* [SHORT TASK]: Copy the data precisely, keeping every character.

* [SUPPLIED MATERIAL]:
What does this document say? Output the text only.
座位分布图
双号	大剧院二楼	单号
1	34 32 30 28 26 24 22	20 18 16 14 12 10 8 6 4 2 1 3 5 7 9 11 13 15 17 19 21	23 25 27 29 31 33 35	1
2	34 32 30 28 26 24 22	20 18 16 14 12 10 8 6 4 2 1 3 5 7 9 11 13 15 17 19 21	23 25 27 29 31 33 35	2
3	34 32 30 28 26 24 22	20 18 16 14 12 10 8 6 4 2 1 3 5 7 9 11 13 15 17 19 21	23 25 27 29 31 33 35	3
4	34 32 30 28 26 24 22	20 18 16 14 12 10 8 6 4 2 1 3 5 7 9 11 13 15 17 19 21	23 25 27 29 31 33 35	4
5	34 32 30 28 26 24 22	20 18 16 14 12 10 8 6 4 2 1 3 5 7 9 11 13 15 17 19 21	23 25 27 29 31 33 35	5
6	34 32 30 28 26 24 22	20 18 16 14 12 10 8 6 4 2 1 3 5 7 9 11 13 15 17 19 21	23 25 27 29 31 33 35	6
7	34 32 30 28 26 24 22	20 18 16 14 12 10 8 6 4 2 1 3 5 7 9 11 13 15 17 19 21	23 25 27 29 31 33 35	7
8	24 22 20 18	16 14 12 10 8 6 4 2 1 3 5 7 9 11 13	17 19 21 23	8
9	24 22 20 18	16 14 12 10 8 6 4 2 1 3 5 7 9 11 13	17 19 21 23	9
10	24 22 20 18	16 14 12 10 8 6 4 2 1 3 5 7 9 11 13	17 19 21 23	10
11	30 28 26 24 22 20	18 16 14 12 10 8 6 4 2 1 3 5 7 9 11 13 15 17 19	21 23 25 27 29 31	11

* [OUTPUT BELOW]:
What does this document say? Output the text only.
座位分布图
双号	大剧院二楼	单号
1	34 32 30 28 26 24 22	20 18 16 14 12 10 8 6 4 2 1 3 5 7 9 11 13 15 17 19 21	23 25 27 29 31 33 35	1
2	34 32 30 28 26 24 22	20 18 16 14 12 10 8 6 4 2 1 3 5 7 9 11 13 15 17 19 21	23 25 27 29 31 33 35	2
3	34 32 30 28 26 24 22	20 18 16 14 12 10 8 6 4 2 1 3 5 7 9 11 13 15 17 19 21	23 25 27 29 31 33 35	3
4	34 32 30 28 26 24 22	20 18 16 14 12 10 8 6 4 2 1 3 5 7 9 11 13 15 17 19 21	23 25 27 29 31 33 35	4
5	34 32 30 28 26 24 22	20 18 16 14 12 10 8 6 4 2 1 3 5 7 9 11 13 15 17 19 21	23 25 27 29 31 33 35	5
6	34 32 30 28 26 24 22	20 18 16 14 12 10 8 6 4 2 1 3 5 7 9 11 13 15 17 19 21	23 25 27 29 31 33 35	6
7	34 32 30 28 26 24 22	20 18 16 14 12 10 8 6 4 2 1 3 5 7 9 11 13 15 17 19 21	23 25 27 29 31 33 35	7
8	24 22 20 18	16 14 12 10 8 6 4 2 1 3 5 7 9 11 13	17 19 21 23	8
9	24 22 20 18	16 14 12 10 8 6 4 2 1 3 5 7 9 11 13	17 19 21 23	9
10	24 22 20 18	16 14 12 10 8 6 4 2 1 3 5 7 9 11 13	17 19 21 23	10
11	30 28 26 24 22 20	18 16 14 12 10 8 6 4 2 1 3 5 7 9 11 13 15 17 19	21 23 25 27 29 31	11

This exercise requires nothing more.